| EXERCISE |
Find each line with "Start" and copy it.

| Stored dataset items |
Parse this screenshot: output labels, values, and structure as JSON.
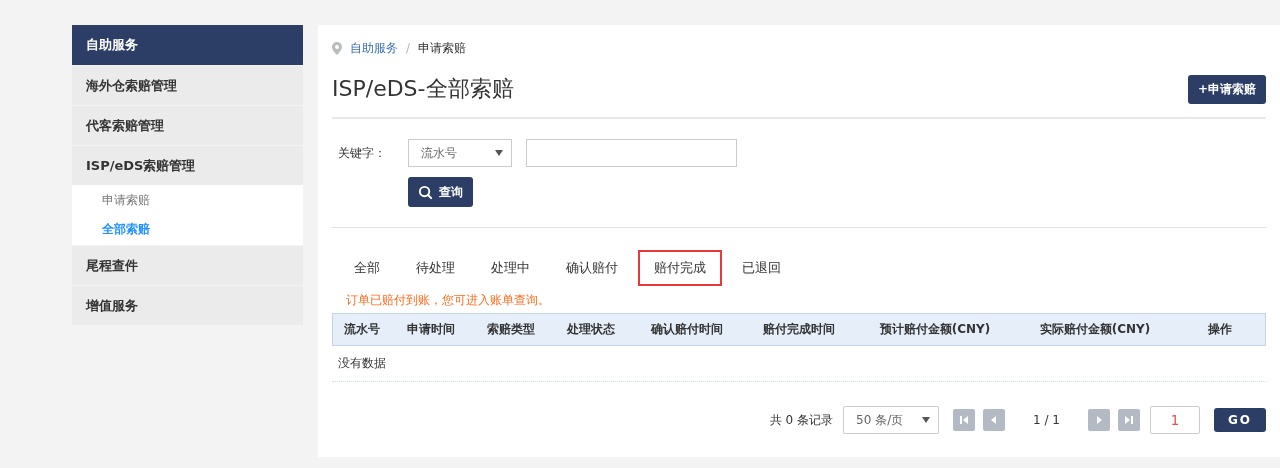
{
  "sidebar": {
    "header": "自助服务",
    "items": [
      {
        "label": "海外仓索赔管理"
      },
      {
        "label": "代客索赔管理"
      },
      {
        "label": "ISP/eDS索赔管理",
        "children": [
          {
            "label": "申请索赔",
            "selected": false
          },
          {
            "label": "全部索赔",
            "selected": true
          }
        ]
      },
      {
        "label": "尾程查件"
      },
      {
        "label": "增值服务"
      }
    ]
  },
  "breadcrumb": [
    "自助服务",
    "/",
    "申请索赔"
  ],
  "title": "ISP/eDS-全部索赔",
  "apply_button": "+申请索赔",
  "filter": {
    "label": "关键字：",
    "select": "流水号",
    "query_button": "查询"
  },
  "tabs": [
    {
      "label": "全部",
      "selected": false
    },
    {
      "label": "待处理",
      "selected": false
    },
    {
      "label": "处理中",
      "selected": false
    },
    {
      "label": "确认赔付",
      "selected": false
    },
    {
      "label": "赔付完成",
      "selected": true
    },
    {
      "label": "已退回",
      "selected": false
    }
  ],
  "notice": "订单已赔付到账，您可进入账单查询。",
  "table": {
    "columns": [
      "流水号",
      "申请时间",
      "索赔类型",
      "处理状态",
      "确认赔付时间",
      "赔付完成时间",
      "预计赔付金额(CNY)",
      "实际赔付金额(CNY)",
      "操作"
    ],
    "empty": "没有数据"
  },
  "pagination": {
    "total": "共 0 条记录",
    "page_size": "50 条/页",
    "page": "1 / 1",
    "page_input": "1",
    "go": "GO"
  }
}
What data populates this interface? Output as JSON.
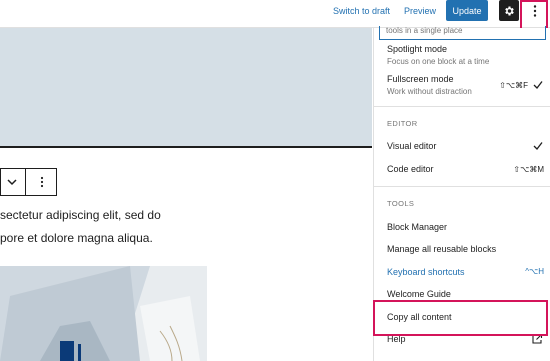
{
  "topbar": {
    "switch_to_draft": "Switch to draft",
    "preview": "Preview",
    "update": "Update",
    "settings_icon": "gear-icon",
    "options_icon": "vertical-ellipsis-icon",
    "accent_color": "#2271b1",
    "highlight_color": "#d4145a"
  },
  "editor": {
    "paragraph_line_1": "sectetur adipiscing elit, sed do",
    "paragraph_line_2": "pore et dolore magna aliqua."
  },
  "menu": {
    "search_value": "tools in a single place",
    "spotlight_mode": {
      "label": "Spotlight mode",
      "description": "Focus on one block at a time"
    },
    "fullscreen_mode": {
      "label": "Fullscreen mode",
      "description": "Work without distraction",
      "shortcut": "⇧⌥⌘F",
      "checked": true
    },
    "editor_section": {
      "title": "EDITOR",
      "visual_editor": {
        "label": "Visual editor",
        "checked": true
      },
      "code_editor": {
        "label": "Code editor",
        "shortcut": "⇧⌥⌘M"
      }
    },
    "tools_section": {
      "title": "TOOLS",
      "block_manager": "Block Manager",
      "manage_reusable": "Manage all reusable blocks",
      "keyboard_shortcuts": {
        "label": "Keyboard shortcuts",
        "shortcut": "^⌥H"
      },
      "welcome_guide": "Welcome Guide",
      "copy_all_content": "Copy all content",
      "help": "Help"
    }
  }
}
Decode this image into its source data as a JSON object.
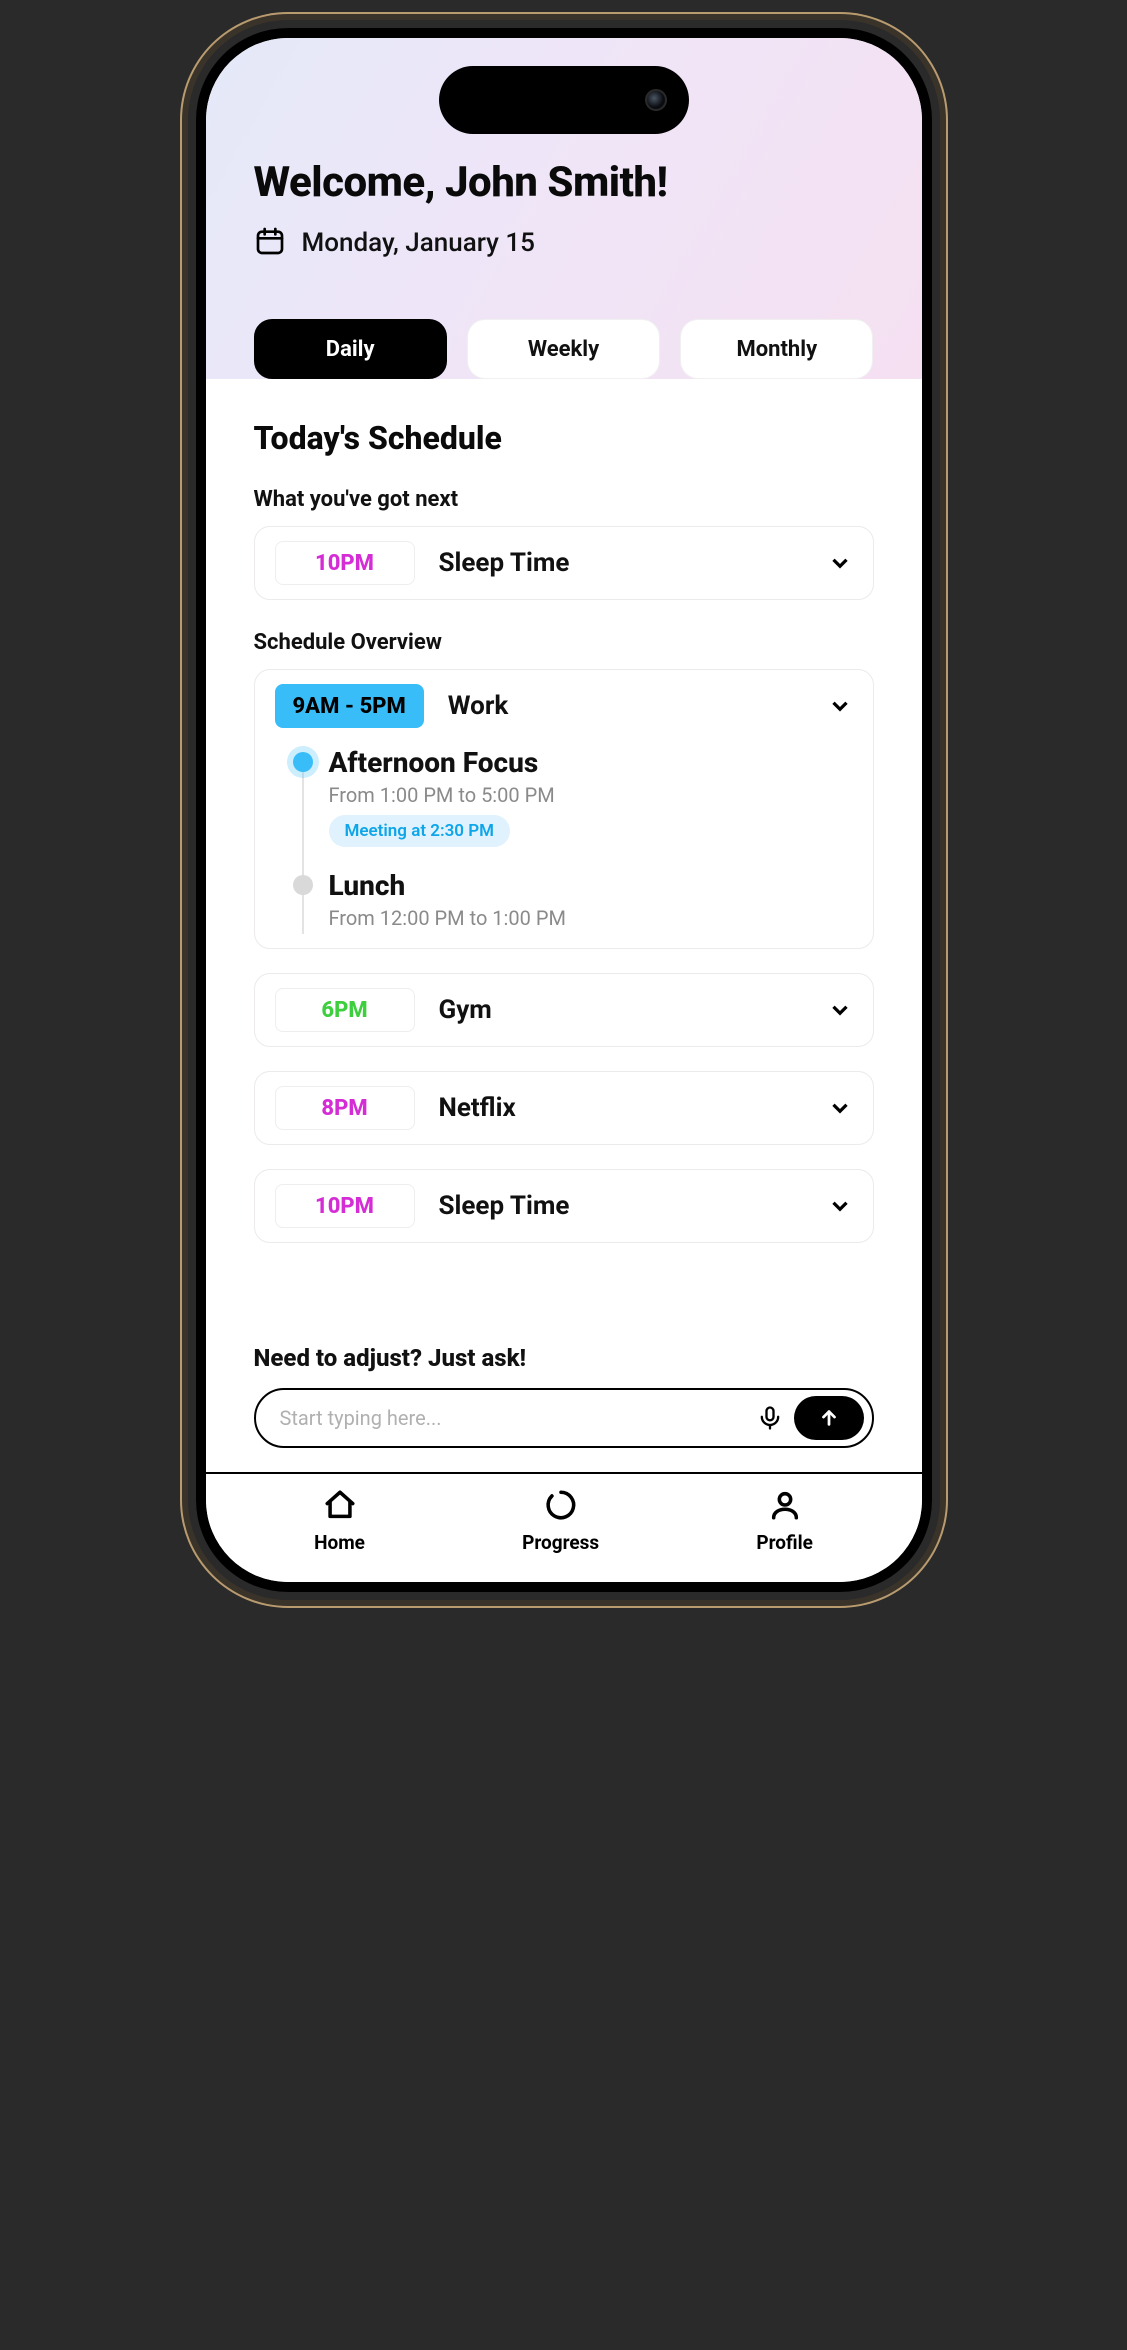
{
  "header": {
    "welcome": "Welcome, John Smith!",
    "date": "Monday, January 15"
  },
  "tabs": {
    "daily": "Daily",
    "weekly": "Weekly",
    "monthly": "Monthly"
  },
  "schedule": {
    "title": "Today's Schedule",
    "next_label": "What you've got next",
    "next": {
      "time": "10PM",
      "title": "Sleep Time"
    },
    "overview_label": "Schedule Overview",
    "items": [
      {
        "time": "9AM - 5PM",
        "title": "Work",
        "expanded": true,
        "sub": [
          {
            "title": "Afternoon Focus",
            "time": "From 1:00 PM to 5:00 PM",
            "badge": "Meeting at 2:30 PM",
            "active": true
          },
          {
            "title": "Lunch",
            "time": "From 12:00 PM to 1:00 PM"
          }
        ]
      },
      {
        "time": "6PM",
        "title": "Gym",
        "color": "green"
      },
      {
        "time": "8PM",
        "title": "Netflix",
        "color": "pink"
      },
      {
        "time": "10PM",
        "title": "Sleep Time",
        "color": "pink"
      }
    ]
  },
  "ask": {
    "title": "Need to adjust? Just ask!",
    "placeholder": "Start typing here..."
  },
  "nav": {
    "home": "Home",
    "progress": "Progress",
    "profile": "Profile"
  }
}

--

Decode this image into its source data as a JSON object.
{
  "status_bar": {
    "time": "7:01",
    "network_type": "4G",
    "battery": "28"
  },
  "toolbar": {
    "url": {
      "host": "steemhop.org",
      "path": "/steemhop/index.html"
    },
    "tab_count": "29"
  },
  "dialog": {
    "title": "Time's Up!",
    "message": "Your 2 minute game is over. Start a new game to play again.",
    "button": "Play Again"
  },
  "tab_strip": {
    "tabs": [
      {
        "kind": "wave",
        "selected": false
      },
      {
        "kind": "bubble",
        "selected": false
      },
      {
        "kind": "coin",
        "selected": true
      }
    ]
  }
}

| PROBLEM SOLUTION |
    "placeholder": "Start typing here..."
    "message": "Your 2 minute game is over. Start a new game to play again.",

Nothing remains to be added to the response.